INSTRUCTION: Rewrite everything from the first of the lines below down through the one containing "- total-unit: руб.: [1030, 1559, 1159, 1583]", putting "summary-row" wherever "total-row" appears and leaving everything else unchanged. Return only those lines.

SUPPLIED MATERIAL:
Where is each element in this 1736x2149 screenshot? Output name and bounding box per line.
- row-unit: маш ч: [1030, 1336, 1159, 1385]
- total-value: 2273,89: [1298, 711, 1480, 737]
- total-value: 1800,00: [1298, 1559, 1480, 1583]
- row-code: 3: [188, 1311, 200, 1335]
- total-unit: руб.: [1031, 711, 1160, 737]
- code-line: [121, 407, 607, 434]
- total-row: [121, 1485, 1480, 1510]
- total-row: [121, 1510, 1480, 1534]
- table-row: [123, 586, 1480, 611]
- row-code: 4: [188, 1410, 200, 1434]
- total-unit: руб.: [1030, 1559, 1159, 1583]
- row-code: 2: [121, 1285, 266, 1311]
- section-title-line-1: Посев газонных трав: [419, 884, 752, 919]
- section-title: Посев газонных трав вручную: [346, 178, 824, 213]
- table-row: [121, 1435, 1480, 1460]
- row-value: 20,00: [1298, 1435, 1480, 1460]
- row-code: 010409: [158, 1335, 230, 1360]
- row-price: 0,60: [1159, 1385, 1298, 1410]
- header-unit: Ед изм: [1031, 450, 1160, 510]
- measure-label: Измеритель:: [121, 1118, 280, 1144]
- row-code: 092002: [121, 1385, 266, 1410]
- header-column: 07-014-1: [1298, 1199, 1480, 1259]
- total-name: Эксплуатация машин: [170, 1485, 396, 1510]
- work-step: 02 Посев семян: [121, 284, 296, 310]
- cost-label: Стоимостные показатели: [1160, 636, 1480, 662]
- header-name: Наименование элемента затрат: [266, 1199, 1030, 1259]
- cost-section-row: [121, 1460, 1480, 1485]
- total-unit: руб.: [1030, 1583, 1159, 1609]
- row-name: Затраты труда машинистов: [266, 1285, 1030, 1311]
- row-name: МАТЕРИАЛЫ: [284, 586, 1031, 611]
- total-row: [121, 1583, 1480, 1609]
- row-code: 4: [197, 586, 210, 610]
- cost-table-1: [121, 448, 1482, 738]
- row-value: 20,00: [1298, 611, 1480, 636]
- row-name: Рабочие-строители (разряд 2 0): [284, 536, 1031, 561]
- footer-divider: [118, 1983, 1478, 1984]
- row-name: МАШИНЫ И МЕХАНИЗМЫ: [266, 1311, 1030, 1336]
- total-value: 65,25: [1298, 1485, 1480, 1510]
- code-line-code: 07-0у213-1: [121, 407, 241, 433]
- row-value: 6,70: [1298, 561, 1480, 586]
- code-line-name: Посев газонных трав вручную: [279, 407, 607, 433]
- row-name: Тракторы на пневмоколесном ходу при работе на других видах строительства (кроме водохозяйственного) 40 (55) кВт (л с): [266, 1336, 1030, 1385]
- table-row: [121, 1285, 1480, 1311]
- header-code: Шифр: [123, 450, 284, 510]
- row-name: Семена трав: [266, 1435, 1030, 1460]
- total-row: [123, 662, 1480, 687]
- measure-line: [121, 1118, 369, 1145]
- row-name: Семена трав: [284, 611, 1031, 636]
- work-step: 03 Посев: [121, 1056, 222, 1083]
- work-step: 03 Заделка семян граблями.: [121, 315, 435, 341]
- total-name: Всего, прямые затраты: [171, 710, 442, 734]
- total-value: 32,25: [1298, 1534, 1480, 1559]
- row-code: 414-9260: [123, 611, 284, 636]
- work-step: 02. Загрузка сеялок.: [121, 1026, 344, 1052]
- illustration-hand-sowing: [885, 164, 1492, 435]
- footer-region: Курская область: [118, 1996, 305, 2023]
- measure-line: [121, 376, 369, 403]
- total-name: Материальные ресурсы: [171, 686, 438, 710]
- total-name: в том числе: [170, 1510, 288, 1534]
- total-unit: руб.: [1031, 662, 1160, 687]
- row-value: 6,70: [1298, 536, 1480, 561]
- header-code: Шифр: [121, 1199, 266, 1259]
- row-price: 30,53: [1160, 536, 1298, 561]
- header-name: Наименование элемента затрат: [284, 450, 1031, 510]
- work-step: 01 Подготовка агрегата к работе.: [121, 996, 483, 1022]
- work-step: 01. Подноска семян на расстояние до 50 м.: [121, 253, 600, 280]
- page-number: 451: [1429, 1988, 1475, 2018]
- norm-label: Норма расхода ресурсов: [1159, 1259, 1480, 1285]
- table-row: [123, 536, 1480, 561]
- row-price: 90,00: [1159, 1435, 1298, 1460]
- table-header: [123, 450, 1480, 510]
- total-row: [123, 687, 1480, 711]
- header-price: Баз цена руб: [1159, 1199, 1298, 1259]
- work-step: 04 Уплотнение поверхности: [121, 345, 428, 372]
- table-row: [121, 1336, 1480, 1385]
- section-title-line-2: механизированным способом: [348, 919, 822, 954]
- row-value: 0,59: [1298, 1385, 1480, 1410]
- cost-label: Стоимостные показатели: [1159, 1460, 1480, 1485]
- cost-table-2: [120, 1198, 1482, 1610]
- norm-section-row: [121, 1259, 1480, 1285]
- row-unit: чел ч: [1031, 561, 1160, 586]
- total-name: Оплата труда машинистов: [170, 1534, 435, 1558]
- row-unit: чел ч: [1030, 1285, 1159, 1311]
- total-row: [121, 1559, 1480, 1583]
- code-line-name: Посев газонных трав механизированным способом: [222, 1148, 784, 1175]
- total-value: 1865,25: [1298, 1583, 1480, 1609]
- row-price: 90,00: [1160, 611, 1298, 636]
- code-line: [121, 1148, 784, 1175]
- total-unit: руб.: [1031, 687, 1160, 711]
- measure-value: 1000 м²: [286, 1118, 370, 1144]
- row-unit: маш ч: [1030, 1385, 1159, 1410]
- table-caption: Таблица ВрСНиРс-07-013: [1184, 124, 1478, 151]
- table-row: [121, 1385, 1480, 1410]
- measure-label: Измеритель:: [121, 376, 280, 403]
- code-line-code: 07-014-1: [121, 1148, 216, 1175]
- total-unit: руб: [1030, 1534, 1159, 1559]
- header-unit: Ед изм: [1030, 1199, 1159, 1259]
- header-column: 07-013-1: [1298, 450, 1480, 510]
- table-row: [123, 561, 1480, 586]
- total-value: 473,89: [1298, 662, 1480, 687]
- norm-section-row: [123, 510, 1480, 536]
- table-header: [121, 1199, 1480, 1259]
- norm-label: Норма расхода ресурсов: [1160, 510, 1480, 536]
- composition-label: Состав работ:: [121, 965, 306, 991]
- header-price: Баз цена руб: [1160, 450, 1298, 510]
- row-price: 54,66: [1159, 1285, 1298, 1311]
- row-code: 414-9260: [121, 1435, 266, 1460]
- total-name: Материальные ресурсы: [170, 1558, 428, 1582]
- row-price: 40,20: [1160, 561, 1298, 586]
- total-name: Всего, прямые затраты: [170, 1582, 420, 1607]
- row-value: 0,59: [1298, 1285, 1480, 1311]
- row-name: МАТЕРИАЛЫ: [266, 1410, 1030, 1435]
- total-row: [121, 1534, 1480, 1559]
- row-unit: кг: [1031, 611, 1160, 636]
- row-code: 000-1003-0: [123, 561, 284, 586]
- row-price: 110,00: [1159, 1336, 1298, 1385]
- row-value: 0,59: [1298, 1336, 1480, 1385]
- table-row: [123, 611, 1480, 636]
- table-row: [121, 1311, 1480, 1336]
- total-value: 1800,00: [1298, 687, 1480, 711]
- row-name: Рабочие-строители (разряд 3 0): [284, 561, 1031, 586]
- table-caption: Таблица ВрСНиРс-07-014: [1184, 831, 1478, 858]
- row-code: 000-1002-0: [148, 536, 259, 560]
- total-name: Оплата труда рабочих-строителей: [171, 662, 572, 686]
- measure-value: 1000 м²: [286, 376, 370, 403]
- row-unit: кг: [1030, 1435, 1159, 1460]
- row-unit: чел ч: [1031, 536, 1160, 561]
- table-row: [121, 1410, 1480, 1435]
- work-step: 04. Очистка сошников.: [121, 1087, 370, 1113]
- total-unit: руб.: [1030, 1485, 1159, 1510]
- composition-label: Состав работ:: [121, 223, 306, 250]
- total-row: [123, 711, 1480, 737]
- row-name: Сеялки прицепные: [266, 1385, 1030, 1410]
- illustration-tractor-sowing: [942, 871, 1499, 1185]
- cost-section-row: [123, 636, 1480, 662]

IN RESPONSE:
Where is each element in this 1736x2149 screenshot? Output name and bounding box per line.
- row-unit: маш ч: [1030, 1336, 1159, 1385]
- total-value: 2273,89: [1298, 711, 1480, 737]
- total-value: 1800,00: [1298, 1559, 1480, 1583]
- row-code: 3: [188, 1311, 200, 1335]
- total-unit: руб.: [1031, 711, 1160, 737]
- code-line: [121, 407, 607, 434]
- summary-row: [121, 1485, 1480, 1510]
- summary-row: [121, 1510, 1480, 1534]
- table-row: [123, 586, 1480, 611]
- row-code: 4: [188, 1410, 200, 1434]
- total-unit: руб.: [1030, 1559, 1159, 1583]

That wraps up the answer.